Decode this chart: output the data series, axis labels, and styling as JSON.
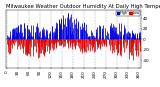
{
  "title": "Milwaukee Weather Outdoor Humidity At Daily High Temperature (Past Year)",
  "background_color": "#ffffff",
  "plot_bg_color": "#ffffff",
  "grid_color": "#888888",
  "bar_color_blue": "#0000dd",
  "bar_color_red": "#dd0000",
  "n_days": 365,
  "ylim": [
    -55,
    55
  ],
  "yticks": [
    -40,
    -20,
    0,
    20,
    40
  ],
  "ytick_labels": [
    "-40",
    "-20",
    "0",
    "20",
    "40"
  ],
  "grid_interval": 30,
  "tick_fontsize": 3.0,
  "title_fontsize": 3.8,
  "legend_blue_label": "High",
  "legend_red_label": "Low"
}
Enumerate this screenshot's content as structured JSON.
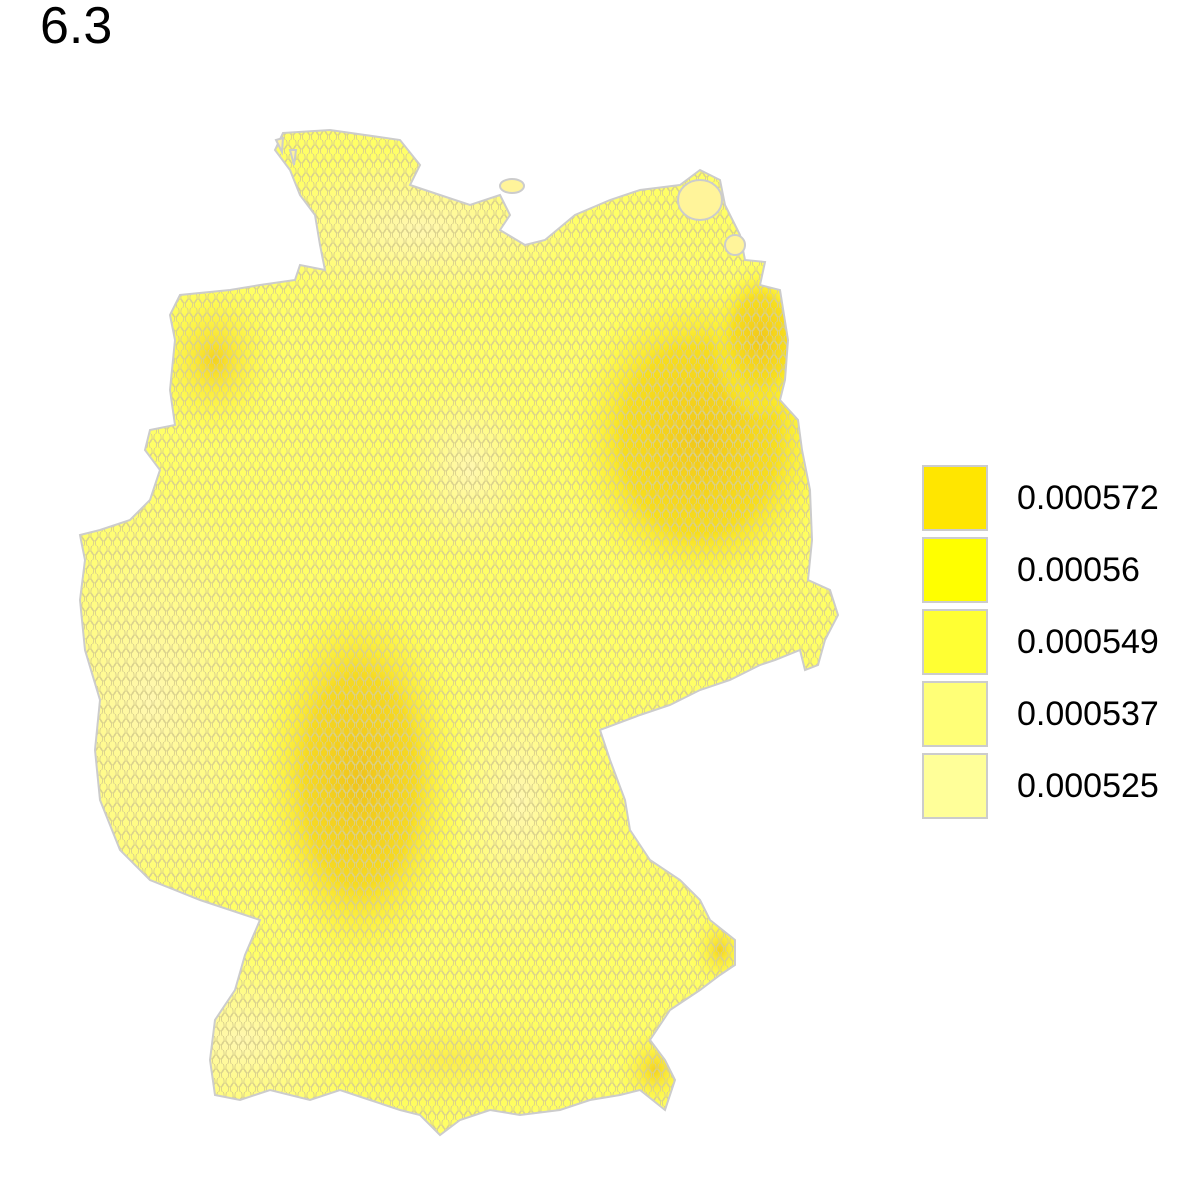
{
  "title": "6.3",
  "map": {
    "region": "Germany",
    "style": "hexagonal-grid",
    "border_color": "#cccccc",
    "cell_stroke": "#d9c98a"
  },
  "legend": {
    "items": [
      {
        "label": "0.000572",
        "color": "#ffe600"
      },
      {
        "label": "0.00056",
        "color": "#ffff00"
      },
      {
        "label": "0.000549",
        "color": "#ffff33"
      },
      {
        "label": "0.000537",
        "color": "#ffff77"
      },
      {
        "label": "0.000525",
        "color": "#ffff99"
      }
    ]
  }
}
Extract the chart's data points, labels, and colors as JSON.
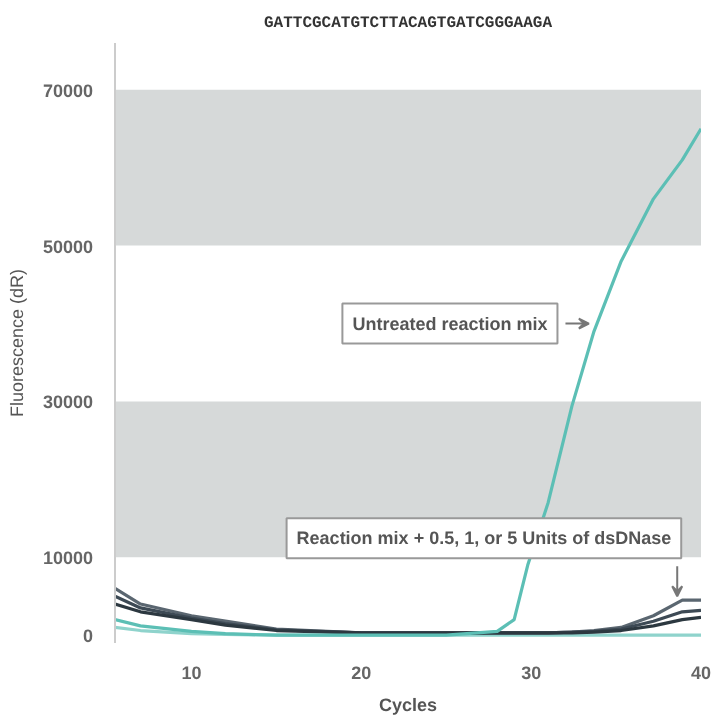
{
  "chart_data": {
    "type": "line",
    "xlabel": "Cycles",
    "ylabel": "Fluorescence (dR)",
    "xlim": [
      5.5,
      40
    ],
    "ylim": [
      -1000,
      76000
    ],
    "xticks": [
      10,
      20,
      30,
      40
    ],
    "yticks": [
      0,
      10000,
      30000,
      50000,
      70000
    ],
    "grid": false,
    "bands": [
      {
        "axis": "y",
        "from": 10000,
        "to": 30000,
        "color": "#d6d9d9"
      },
      {
        "axis": "y",
        "from": 50000,
        "to": 70000,
        "color": "#d6d9d9"
      }
    ],
    "x": [
      5.5,
      7,
      10,
      12,
      15,
      20,
      25,
      28,
      29,
      29.8,
      31,
      32.4,
      33.7,
      35.3,
      37.2,
      38.9,
      40
    ],
    "series": [
      {
        "color": "#8fd3cc",
        "values": [
          1000,
          600,
          200,
          100,
          0,
          0,
          0,
          0,
          0,
          0,
          0,
          0,
          0,
          0,
          0,
          0,
          0
        ]
      },
      {
        "color": "#5a6670",
        "values": [
          6000,
          4000,
          2500,
          1800,
          800,
          300,
          300,
          300,
          300,
          300,
          300,
          400,
          600,
          1000,
          2500,
          4500,
          4500
        ]
      },
      {
        "color": "#3d4a55",
        "values": [
          5000,
          3500,
          2200,
          1500,
          700,
          300,
          300,
          300,
          300,
          300,
          300,
          400,
          500,
          800,
          1800,
          3000,
          3200
        ]
      },
      {
        "color": "#2c3840",
        "values": [
          4000,
          3000,
          2000,
          1300,
          600,
          300,
          300,
          300,
          300,
          300,
          300,
          300,
          400,
          600,
          1200,
          2000,
          2300
        ]
      },
      {
        "color": "#5cbfb5",
        "values": [
          2000,
          1200,
          500,
          200,
          0,
          0,
          0,
          500,
          2000,
          9000,
          17000,
          29400,
          39000,
          48000,
          56000,
          61000,
          65000
        ]
      }
    ],
    "annotations": [
      "GATTCGCATGTCTTACAGTGATCGGGAAGA",
      {
        "text": "Untreated reaction mix",
        "x": 33.4,
        "y": 40000
      },
      {
        "text": "Reaction mix + 0.5, 1, or 5 Units of dsDNase",
        "x": 38.6,
        "y": 5000
      }
    ]
  }
}
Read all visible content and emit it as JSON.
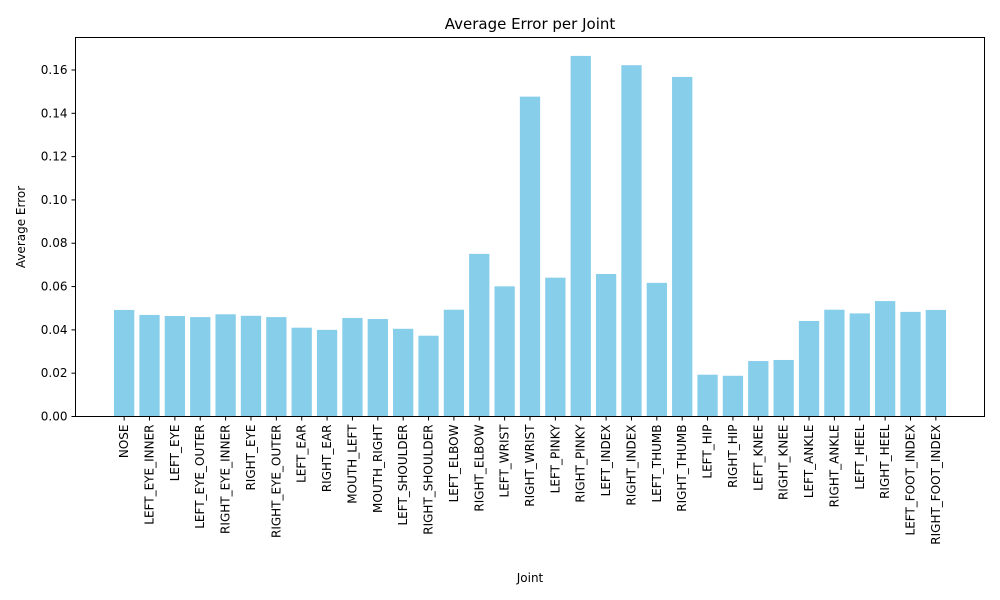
{
  "chart_data": {
    "type": "bar",
    "title": "Average Error per Joint",
    "xlabel": "Joint",
    "ylabel": "Average Error",
    "ylim": [
      0,
      0.175
    ],
    "yticks": [
      0.0,
      0.02,
      0.04,
      0.06,
      0.08,
      0.1,
      0.12,
      0.14,
      0.16
    ],
    "ytick_labels": [
      "0.00",
      "0.02",
      "0.04",
      "0.06",
      "0.08",
      "0.10",
      "0.12",
      "0.14",
      "0.16"
    ],
    "bar_color": "#87ceeb",
    "grid": false,
    "categories": [
      "NOSE",
      "LEFT_EYE_INNER",
      "LEFT_EYE",
      "LEFT_EYE_OUTER",
      "RIGHT_EYE_INNER",
      "RIGHT_EYE",
      "RIGHT_EYE_OUTER",
      "LEFT_EAR",
      "RIGHT_EAR",
      "MOUTH_LEFT",
      "MOUTH_RIGHT",
      "LEFT_SHOULDER",
      "RIGHT_SHOULDER",
      "LEFT_ELBOW",
      "RIGHT_ELBOW",
      "LEFT_WRIST",
      "RIGHT_WRIST",
      "LEFT_PINKY",
      "RIGHT_PINKY",
      "LEFT_INDEX",
      "RIGHT_INDEX",
      "LEFT_THUMB",
      "RIGHT_THUMB",
      "LEFT_HIP",
      "RIGHT_HIP",
      "LEFT_KNEE",
      "RIGHT_KNEE",
      "LEFT_ANKLE",
      "RIGHT_ANKLE",
      "LEFT_HEEL",
      "RIGHT_HEEL",
      "LEFT_FOOT_INDEX",
      "RIGHT_FOOT_INDEX"
    ],
    "values": [
      0.0492,
      0.0469,
      0.0464,
      0.0459,
      0.0472,
      0.0465,
      0.0459,
      0.041,
      0.04,
      0.0455,
      0.045,
      0.0405,
      0.0373,
      0.0493,
      0.0751,
      0.0601,
      0.1477,
      0.0641,
      0.1665,
      0.0658,
      0.1622,
      0.0617,
      0.1568,
      0.0193,
      0.0188,
      0.0256,
      0.0261,
      0.0441,
      0.0493,
      0.0476,
      0.0533,
      0.0483,
      0.0492
    ]
  }
}
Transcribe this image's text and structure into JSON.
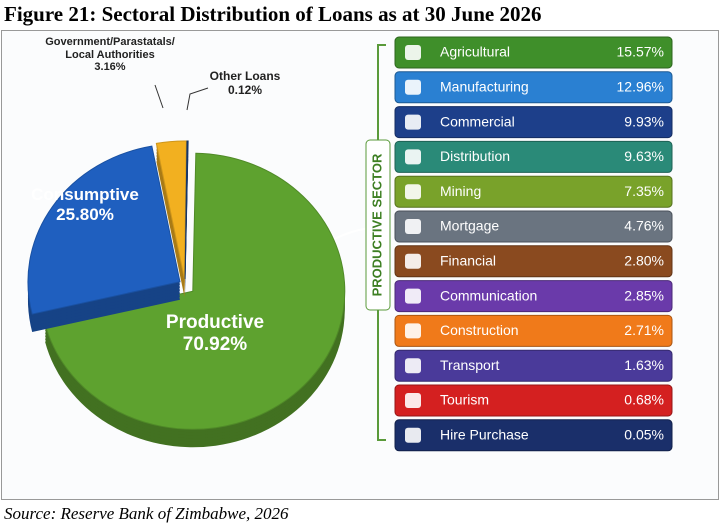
{
  "chart_data": {
    "type": "pie",
    "title": "Figure 21: Sectoral Distribution of Loans as at 30 June 2026",
    "source": "Source: Reserve Bank of Zimbabwe, 2026",
    "categories": [
      "Productive",
      "Consumptive",
      "Government/Parastatals/ Local Authorities",
      "Other Loans"
    ],
    "values": [
      70.92,
      25.8,
      3.16,
      0.12
    ],
    "value_labels": [
      "70.92%",
      "25.80%",
      "3.16%",
      "0.12%"
    ],
    "colors": [
      "#5ea22f",
      "#1f5fbf",
      "#f2b020",
      "#1a3f7a"
    ]
  },
  "breakdown": {
    "label": "PRODUCTIVE SECTOR",
    "rows": [
      {
        "name": "Agricultural",
        "value": "15.57%",
        "color": "#3f8f2a"
      },
      {
        "name": "Manufacturing",
        "value": "12.96%",
        "color": "#2a80d2"
      },
      {
        "name": "Commercial",
        "value": "9.93%",
        "color": "#1d3f8a"
      },
      {
        "name": "Distribution",
        "value": "9.63%",
        "color": "#2a8a78"
      },
      {
        "name": "Mining",
        "value": "7.35%",
        "color": "#79a22a"
      },
      {
        "name": "Mortgage",
        "value": "4.76%",
        "color": "#6a7480"
      },
      {
        "name": "Financial",
        "value": "2.80%",
        "color": "#8a4a1f"
      },
      {
        "name": "Communication",
        "value": "2.85%",
        "color": "#6a3aaa"
      },
      {
        "name": "Construction",
        "value": "2.71%",
        "color": "#f07a1a"
      },
      {
        "name": "Transport",
        "value": "1.63%",
        "color": "#4a3a9a"
      },
      {
        "name": "Tourism",
        "value": "0.68%",
        "color": "#d42020"
      },
      {
        "name": "Hire Purchase",
        "value": "0.05%",
        "color": "#1a2f6a"
      }
    ]
  }
}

○ ○ ○ ○

» PROBLEM STATEMENT
Out of the records, collect only those lines that contain the string "JSON".

» COMPLETE OUTPUT
Decode this chart: output the data series, axis labels, and styling as JSON.
Enumerate this screenshot's content as structured JSON.
Extract the chart's data points, labels, and colors as JSON.
Read all visible content and emit it as JSON.
Transcribe this image's text and structure into JSON.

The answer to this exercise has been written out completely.